-- RECORD EXCERPTS --
· · ·
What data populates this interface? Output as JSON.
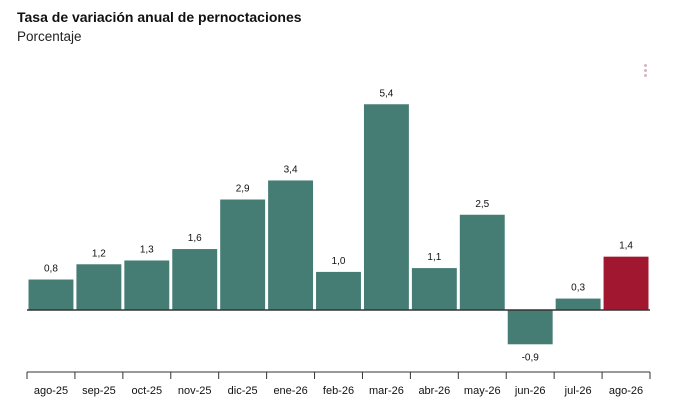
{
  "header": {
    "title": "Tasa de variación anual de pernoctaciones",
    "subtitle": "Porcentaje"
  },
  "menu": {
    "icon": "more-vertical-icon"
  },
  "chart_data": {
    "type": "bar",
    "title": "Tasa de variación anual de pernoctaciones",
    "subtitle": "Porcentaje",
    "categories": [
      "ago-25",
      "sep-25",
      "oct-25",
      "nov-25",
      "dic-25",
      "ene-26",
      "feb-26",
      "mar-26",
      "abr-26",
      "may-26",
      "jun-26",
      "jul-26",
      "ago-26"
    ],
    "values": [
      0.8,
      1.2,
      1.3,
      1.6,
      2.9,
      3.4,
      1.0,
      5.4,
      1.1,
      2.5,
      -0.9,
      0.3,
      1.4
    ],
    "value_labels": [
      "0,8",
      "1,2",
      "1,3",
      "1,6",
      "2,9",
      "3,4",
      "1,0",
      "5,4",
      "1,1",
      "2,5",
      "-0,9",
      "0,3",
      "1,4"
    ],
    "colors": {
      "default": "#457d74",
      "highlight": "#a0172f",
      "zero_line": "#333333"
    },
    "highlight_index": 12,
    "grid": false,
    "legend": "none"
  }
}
· · ·
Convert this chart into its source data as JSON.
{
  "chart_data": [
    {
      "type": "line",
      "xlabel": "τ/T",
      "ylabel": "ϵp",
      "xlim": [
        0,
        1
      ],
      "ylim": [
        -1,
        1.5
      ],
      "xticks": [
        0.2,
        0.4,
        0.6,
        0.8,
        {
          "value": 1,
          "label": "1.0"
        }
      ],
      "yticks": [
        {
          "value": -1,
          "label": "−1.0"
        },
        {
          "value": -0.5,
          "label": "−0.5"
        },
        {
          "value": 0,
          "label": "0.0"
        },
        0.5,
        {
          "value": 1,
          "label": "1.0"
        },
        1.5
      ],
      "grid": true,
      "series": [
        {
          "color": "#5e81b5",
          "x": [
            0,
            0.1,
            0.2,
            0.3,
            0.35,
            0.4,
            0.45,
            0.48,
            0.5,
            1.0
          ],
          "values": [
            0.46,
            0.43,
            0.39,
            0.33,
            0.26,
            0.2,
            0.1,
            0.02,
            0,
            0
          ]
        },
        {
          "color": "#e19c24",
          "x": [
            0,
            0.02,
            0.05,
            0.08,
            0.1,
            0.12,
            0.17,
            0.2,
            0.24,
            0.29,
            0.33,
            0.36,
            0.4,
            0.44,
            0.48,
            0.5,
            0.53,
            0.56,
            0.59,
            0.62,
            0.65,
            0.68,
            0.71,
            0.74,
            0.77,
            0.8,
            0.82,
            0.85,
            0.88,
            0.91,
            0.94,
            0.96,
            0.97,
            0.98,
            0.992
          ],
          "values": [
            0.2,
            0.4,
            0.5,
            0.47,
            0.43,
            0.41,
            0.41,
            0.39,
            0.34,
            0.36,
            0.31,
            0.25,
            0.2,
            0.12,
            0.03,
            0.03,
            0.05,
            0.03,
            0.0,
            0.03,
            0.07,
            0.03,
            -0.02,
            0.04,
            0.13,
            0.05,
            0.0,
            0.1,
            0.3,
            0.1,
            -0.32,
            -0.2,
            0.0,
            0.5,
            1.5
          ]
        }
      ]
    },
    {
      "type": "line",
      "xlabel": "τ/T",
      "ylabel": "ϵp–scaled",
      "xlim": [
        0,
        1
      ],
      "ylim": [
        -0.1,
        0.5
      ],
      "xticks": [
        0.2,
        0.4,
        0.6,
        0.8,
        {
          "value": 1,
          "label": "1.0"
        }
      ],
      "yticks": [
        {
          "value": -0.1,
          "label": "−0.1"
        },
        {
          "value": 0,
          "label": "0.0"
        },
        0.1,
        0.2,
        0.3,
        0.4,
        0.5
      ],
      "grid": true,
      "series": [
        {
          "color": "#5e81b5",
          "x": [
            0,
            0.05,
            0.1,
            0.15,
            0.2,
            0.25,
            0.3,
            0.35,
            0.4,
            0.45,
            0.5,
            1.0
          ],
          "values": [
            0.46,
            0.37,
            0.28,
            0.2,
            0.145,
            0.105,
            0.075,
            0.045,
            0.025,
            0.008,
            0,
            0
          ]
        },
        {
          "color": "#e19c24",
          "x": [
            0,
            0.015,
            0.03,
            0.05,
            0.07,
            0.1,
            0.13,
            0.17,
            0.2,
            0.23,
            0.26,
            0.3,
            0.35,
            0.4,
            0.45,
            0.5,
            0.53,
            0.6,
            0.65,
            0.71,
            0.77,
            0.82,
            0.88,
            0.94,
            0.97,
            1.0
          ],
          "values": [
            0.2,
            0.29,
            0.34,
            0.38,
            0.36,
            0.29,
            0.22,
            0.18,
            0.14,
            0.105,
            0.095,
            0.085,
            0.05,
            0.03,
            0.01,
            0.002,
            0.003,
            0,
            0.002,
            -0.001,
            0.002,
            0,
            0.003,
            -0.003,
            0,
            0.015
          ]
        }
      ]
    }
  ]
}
· · ·
Give the number of lines in the listing above that contain "this", and nothing else.

2